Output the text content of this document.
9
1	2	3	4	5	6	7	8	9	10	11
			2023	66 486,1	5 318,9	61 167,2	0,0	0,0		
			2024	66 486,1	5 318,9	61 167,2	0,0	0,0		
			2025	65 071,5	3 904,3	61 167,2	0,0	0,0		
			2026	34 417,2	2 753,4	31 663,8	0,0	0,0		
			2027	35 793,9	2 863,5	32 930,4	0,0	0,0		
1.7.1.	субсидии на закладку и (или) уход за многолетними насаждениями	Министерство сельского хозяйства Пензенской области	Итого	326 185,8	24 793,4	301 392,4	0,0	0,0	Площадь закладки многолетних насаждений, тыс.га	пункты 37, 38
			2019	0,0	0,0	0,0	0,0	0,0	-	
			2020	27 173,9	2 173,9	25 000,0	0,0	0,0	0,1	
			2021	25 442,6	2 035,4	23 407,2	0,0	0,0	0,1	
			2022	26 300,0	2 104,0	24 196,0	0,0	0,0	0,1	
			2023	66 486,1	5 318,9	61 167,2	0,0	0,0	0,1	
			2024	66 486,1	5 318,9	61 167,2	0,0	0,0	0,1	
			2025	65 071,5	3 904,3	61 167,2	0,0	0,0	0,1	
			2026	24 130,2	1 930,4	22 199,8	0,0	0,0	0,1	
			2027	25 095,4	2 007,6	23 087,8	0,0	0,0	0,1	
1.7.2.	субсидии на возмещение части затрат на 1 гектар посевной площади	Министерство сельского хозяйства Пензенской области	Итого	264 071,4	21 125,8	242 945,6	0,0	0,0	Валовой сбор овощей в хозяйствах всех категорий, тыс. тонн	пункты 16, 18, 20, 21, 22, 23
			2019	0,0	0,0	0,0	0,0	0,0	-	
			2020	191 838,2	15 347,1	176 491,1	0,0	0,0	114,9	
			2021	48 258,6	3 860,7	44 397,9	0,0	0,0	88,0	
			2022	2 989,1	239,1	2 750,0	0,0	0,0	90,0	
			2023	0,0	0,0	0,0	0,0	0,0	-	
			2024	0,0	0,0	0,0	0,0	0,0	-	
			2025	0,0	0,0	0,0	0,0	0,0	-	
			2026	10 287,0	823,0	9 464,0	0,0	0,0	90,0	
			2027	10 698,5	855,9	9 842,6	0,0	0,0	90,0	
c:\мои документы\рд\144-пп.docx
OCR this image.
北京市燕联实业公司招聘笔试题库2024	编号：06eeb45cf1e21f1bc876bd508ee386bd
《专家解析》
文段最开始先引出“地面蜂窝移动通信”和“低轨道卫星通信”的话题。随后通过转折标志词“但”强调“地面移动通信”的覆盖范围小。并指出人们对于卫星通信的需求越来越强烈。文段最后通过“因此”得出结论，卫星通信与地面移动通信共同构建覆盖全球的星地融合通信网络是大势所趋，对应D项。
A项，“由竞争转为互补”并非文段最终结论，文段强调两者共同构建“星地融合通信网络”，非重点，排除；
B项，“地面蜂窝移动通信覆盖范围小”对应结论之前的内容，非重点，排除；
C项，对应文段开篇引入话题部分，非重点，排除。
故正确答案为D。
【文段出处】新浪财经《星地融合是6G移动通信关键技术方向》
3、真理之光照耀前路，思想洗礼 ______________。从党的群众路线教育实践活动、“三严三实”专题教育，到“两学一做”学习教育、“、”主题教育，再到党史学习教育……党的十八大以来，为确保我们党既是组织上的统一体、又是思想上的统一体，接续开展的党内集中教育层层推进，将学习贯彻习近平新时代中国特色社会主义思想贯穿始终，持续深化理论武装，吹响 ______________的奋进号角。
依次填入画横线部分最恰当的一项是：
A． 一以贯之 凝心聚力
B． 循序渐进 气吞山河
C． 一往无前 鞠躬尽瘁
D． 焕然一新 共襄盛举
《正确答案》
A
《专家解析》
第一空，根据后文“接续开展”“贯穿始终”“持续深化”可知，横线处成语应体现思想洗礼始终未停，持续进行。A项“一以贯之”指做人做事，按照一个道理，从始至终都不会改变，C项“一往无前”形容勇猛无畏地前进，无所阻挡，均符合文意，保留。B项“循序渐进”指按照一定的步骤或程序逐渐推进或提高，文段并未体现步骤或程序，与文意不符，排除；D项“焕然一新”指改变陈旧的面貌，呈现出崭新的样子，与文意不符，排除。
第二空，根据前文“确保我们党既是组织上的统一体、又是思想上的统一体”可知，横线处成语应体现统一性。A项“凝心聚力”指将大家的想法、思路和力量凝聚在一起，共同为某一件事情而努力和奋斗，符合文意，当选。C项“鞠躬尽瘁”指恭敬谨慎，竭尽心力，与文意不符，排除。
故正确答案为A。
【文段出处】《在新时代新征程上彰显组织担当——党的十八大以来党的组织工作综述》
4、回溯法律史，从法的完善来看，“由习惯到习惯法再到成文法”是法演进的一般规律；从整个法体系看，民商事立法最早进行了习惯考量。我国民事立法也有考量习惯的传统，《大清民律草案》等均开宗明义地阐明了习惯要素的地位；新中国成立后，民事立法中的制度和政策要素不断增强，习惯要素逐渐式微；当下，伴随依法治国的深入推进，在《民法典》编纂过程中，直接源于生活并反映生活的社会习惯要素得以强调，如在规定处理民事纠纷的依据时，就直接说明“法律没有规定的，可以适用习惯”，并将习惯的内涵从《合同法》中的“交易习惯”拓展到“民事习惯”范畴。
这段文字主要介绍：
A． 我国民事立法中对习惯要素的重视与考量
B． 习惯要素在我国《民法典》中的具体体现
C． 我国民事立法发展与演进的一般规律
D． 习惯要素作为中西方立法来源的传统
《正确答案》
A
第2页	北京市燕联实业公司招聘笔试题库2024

[WHAT THE EXERCISE ASKS]: Only the count is needed: the number of lines in the data that include the word "пункты".

[WRITTEN ANSWER]: 2